• [Material for this exercise]

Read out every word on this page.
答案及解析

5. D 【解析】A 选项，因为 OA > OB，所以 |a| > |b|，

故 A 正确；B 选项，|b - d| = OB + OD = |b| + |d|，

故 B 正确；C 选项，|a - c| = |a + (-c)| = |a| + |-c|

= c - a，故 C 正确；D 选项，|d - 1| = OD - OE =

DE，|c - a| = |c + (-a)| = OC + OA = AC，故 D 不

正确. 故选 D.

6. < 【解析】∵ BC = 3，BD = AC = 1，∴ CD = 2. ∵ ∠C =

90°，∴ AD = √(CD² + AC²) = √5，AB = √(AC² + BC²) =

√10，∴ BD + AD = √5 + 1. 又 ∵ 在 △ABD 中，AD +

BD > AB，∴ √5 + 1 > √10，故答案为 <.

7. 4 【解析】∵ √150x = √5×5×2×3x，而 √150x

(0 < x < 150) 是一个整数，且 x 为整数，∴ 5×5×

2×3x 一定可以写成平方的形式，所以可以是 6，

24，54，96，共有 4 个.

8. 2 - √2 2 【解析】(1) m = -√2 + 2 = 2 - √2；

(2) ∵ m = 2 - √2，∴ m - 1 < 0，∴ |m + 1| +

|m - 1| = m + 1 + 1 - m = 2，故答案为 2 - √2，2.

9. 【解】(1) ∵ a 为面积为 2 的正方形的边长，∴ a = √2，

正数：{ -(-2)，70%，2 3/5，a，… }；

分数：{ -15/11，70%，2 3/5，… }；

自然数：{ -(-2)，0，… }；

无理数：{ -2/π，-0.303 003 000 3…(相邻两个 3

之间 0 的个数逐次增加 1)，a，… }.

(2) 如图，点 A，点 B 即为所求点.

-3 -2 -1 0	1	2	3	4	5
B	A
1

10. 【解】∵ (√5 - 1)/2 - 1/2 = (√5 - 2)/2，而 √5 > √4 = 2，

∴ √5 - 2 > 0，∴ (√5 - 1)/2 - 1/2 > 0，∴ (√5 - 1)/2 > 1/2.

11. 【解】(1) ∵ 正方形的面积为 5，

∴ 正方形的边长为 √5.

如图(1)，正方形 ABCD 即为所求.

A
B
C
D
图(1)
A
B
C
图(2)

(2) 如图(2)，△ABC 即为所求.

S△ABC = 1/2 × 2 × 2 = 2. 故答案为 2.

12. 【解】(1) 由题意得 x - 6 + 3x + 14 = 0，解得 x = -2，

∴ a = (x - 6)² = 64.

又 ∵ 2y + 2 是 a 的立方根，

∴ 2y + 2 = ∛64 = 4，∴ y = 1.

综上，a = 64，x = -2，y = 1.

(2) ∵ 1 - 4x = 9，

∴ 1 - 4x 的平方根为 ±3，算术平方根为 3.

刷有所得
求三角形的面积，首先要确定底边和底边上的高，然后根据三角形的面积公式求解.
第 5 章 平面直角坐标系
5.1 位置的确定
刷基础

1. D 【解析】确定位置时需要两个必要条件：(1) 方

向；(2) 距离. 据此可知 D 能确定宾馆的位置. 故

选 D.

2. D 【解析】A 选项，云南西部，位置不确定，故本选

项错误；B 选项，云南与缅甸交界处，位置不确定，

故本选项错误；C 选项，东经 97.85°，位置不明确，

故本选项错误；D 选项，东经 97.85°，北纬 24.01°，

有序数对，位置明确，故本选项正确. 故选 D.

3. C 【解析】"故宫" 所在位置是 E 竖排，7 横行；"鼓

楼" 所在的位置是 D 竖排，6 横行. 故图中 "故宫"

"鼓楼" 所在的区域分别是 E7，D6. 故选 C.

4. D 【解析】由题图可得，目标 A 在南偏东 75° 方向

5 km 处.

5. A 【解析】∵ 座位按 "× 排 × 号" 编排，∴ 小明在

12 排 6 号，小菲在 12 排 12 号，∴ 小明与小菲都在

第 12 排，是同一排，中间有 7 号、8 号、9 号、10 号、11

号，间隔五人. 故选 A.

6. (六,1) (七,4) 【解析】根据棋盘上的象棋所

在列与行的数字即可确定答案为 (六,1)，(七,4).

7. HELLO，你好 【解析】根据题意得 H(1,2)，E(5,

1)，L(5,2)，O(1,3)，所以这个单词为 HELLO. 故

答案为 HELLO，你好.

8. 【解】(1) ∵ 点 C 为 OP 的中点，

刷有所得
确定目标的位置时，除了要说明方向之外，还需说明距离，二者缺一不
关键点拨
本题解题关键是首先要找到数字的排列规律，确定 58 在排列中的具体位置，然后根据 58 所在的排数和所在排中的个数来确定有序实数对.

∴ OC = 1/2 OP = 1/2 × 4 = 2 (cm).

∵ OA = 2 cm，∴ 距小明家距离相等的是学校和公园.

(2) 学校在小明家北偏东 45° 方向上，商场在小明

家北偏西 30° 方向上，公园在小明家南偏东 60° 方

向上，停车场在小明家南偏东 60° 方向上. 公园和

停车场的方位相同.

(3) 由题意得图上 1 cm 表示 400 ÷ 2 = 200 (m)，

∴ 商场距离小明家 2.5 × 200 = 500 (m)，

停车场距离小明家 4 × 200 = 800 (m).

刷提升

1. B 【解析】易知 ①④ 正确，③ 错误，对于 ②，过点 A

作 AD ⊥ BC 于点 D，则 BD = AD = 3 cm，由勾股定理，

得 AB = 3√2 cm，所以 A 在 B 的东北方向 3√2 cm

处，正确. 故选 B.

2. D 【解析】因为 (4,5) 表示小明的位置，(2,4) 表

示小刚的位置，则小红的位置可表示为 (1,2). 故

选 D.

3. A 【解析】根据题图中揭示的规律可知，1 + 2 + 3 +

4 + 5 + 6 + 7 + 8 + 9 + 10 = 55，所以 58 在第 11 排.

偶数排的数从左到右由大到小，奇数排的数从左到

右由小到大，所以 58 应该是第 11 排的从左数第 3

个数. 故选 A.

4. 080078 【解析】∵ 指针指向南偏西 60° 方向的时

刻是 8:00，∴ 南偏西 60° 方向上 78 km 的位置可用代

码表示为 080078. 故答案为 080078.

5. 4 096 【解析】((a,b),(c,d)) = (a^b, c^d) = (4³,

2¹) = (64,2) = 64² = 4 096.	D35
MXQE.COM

• [Instructions to follow] From the records above, extract every entry exactly as given.

• [Reply]
Read out every word on this page.
答案及解析

5. D 【解析】A 选项，因为 OA > OB，所以 |a| > |b|，

故 A 正确；B 选项，|b - d| = OB + OD = |b| + |d|，

故 B 正确；C 选项，|a - c| = |a + (-c)| = |a| + |-c|

= c - a，故 C 正确；D 选项，|d - 1| = OD - OE =

DE，|c - a| = |c + (-a)| = OC + OA = AC，故 D 不

正确. 故选 D.

6. < 【解析】∵ BC = 3，BD = AC = 1，∴ CD = 2. ∵ ∠C =

90°，∴ AD = √(CD² + AC²) = √5，AB = √(AC² + BC²) =

√10，∴ BD + AD = √5 + 1. 又 ∵ 在 △ABD 中，AD +

BD > AB，∴ √5 + 1 > √10，故答案为 <.

7. 4 【解析】∵ √150x = √5×5×2×3x，而 √150x

(0 < x < 150) 是一个整数，且 x 为整数，∴ 5×5×

2×3x 一定可以写成平方的形式，所以可以是 6，

24，54，96，共有 4 个.

8. 2 - √2 2 【解析】(1) m = -√2 + 2 = 2 - √2；

(2) ∵ m = 2 - √2，∴ m - 1 < 0，∴ |m + 1| +

|m - 1| = m + 1 + 1 - m = 2，故答案为 2 - √2，2.

9. 【解】(1) ∵ a 为面积为 2 的正方形的边长，∴ a = √2，

正数：{ -(-2)，70%，2 3/5，a，… }；

分数：{ -15/11，70%，2 3/5，… }；

自然数：{ -(-2)，0，… }；

无理数：{ -2/π，-0.303 003 000 3…(相邻两个 3

之间 0 的个数逐次增加 1)，a，… }.

(2) 如图，点 A，点 B 即为所求点.

-3 -2 -1 0	1	2	3	4	5
B	A
1

10. 【解】∵ (√5 - 1)/2 - 1/2 = (√5 - 2)/2，而 √5 > √4 = 2，

∴ √5 - 2 > 0，∴ (√5 - 1)/2 - 1/2 > 0，∴ (√5 - 1)/2 > 1/2.

11. 【解】(1) ∵ 正方形的面积为 5，

∴ 正方形的边长为 √5.

如图(1)，正方形 ABCD 即为所求.

A
B
C
D
图(1)
A
B
C
图(2)

(2) 如图(2)，△ABC 即为所求.

S△ABC = 1/2 × 2 × 2 = 2. 故答案为 2.

12. 【解】(1) 由题意得 x - 6 + 3x + 14 = 0，解得 x = -2，

∴ a = (x - 6)² = 64.

又 ∵ 2y + 2 是 a 的立方根，

∴ 2y + 2 = ∛64 = 4，∴ y = 1.

综上，a = 64，x = -2，y = 1.

(2) ∵ 1 - 4x = 9，

∴ 1 - 4x 的平方根为 ±3，算术平方根为 3.

刷有所得
求三角形的面积，首先要确定底边和底边上的高，然后根据三角形的面积公式求解.
第 5 章 平面直角坐标系
5.1 位置的确定
刷基础

1. D 【解析】确定位置时需要两个必要条件：(1) 方

向；(2) 距离. 据此可知 D 能确定宾馆的位置. 故

选 D.

2. D 【解析】A 选项，云南西部，位置不确定，故本选

项错误；B 选项，云南与缅甸交界处，位置不确定，

故本选项错误；C 选项，东经 97.85°，位置不明确，

故本选项错误；D 选项，东经 97.85°，北纬 24.01°，

有序数对，位置明确，故本选项正确. 故选 D.

3. C 【解析】"故宫" 所在位置是 E 竖排，7 横行；"鼓

楼" 所在的位置是 D 竖排，6 横行. 故图中 "故宫"

"鼓楼" 所在的区域分别是 E7，D6. 故选 C.

4. D 【解析】由题图可得，目标 A 在南偏东 75° 方向

5 km 处.

5. A 【解析】∵ 座位按 "× 排 × 号" 编排，∴ 小明在

12 排 6 号，小菲在 12 排 12 号，∴ 小明与小菲都在

第 12 排，是同一排，中间有 7 号、8 号、9 号、10 号、11

号，间隔五人. 故选 A.

6. (六,1) (七,4) 【解析】根据棋盘上的象棋所

在列与行的数字即可确定答案为 (六,1)，(七,4).

7. HELLO，你好 【解析】根据题意得 H(1,2)，E(5,

1)，L(5,2)，O(1,3)，所以这个单词为 HELLO. 故

答案为 HELLO，你好.

8. 【解】(1) ∵ 点 C 为 OP 的中点，

刷有所得
确定目标的位置时，除了要说明方向之外，还需说明距离，二者缺一不
关键点拨
本题解题关键是首先要找到数字的排列规律，确定 58 在排列中的具体位置，然后根据 58 所在的排数和所在排中的个数来确定有序实数对.

∴ OC = 1/2 OP = 1/2 × 4 = 2 (cm).

∵ OA = 2 cm，∴ 距小明家距离相等的是学校和公园.

(2) 学校在小明家北偏东 45° 方向上，商场在小明

家北偏西 30° 方向上，公园在小明家南偏东 60° 方

向上，停车场在小明家南偏东 60° 方向上. 公园和

停车场的方位相同.

(3) 由题意得图上 1 cm 表示 400 ÷ 2 = 200 (m)，

∴ 商场距离小明家 2.5 × 200 = 500 (m)，

停车场距离小明家 4 × 200 = 800 (m).

刷提升

1. B 【解析】易知 ①④ 正确，③ 错误，对于 ②，过点 A

作 AD ⊥ BC 于点 D，则 BD = AD = 3 cm，由勾股定理，

得 AB = 3√2 cm，所以 A 在 B 的东北方向 3√2 cm

处，正确. 故选 B.

2. D 【解析】因为 (4,5) 表示小明的位置，(2,4) 表

示小刚的位置，则小红的位置可表示为 (1,2). 故

选 D.

3. A 【解析】根据题图中揭示的规律可知，1 + 2 + 3 +

4 + 5 + 6 + 7 + 8 + 9 + 10 = 55，所以 58 在第 11 排.

偶数排的数从左到右由大到小，奇数排的数从左到

右由小到大，所以 58 应该是第 11 排的从左数第 3

个数. 故选 A.

4. 080078 【解析】∵ 指针指向南偏西 60° 方向的时

刻是 8:00，∴ 南偏西 60° 方向上 78 km 的位置可用代

码表示为 080078. 故答案为 080078.

5. 4 096 【解析】((a,b),(c,d)) = (a^b, c^d) = (4³,

2¹) = (64,2) = 64² = 4 096.	D35
MXQE.COM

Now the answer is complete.